(Part of a data file)
^^^^^^^^

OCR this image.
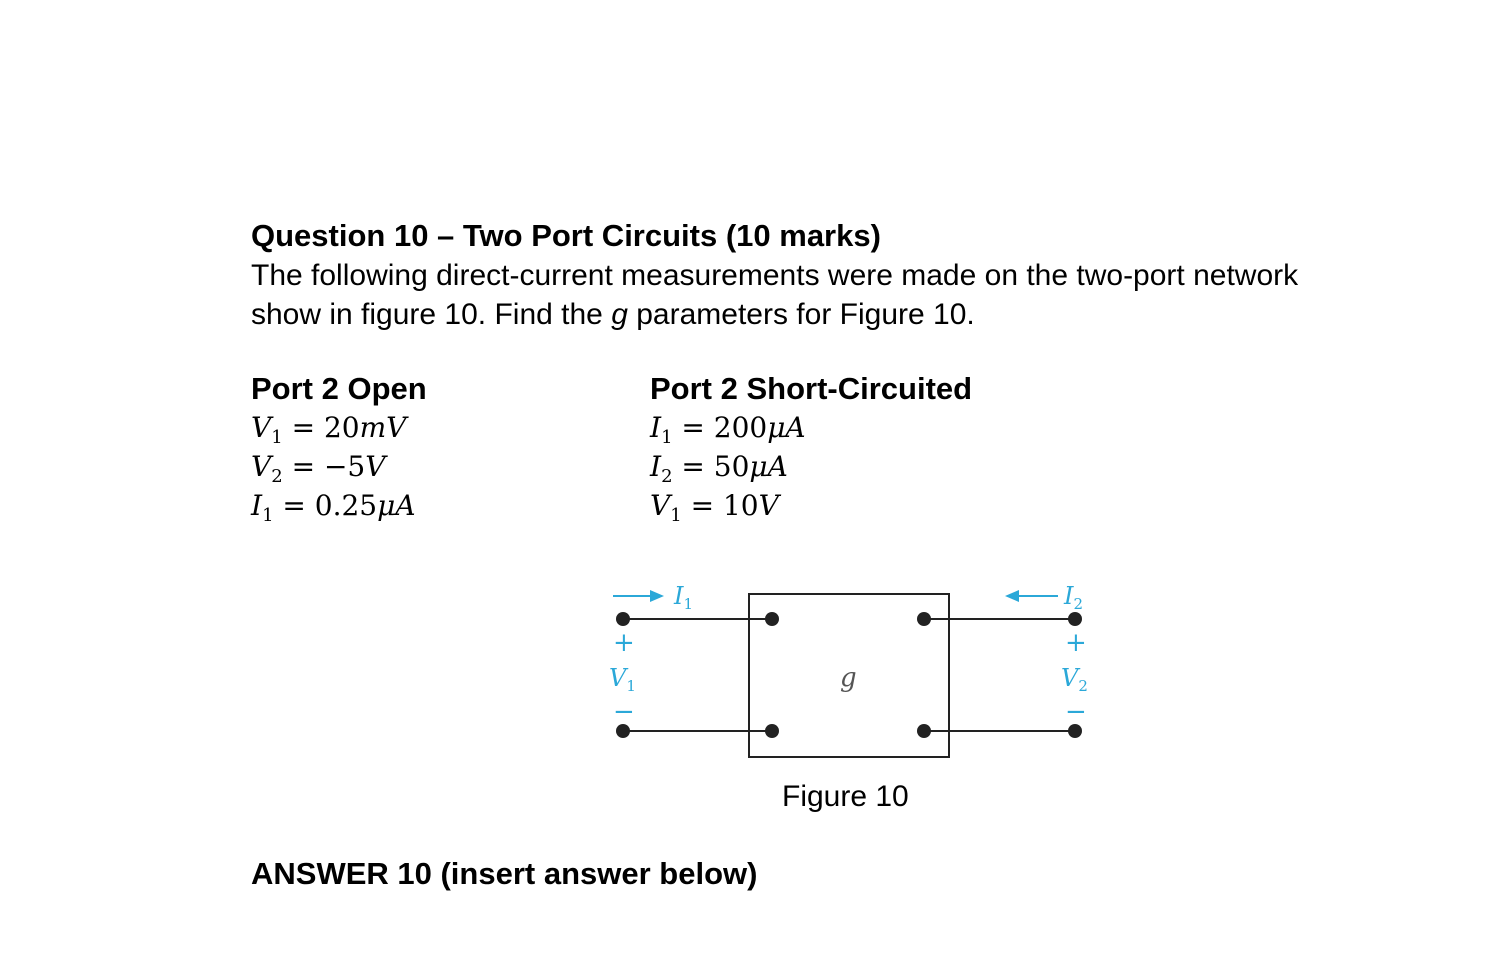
Question 10 – Two Port Circuits (10 marks)
The following direct-current measurements were made on the two-port network
show in figure 10. Find the g parameters for Figure 10.
Port 2 Open
$V_1 = 20mV$
$V_2 = -5V$
$I_1 = 0.25\mu A$
Port 2 Short-Circuited
$I_1 = 200\mu A$
$I_2 = 50\mu A$
$V_1 = 10V$
$I_1$	$I_2$
+
$V_1$
−
+
$V_2$
−
g
Figure 10
ANSWER 10 (insert answer below)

^^^^^^^^

The problem: Pictures in the records above are not copied; print everything else exactly.

In response:
OCR this image.
Question 10 – Two Port Circuits (10 marks)
The following direct-current measurements were made on the two-port network
show in figure 10. Find the g parameters for Figure 10.
Port 2 Open
$V_1 = 20mV$
$V_2 = -5V$
$I_1 = 0.25\mu A$
Port 2 Short-Circuited
$I_1 = 200\mu A$
$I_2 = 50\mu A$
$V_1 = 10V$
$I_1$	$I_2$
+
$V_1$
−
+
$V_2$
−
g
Figure 10
ANSWER 10 (insert answer below)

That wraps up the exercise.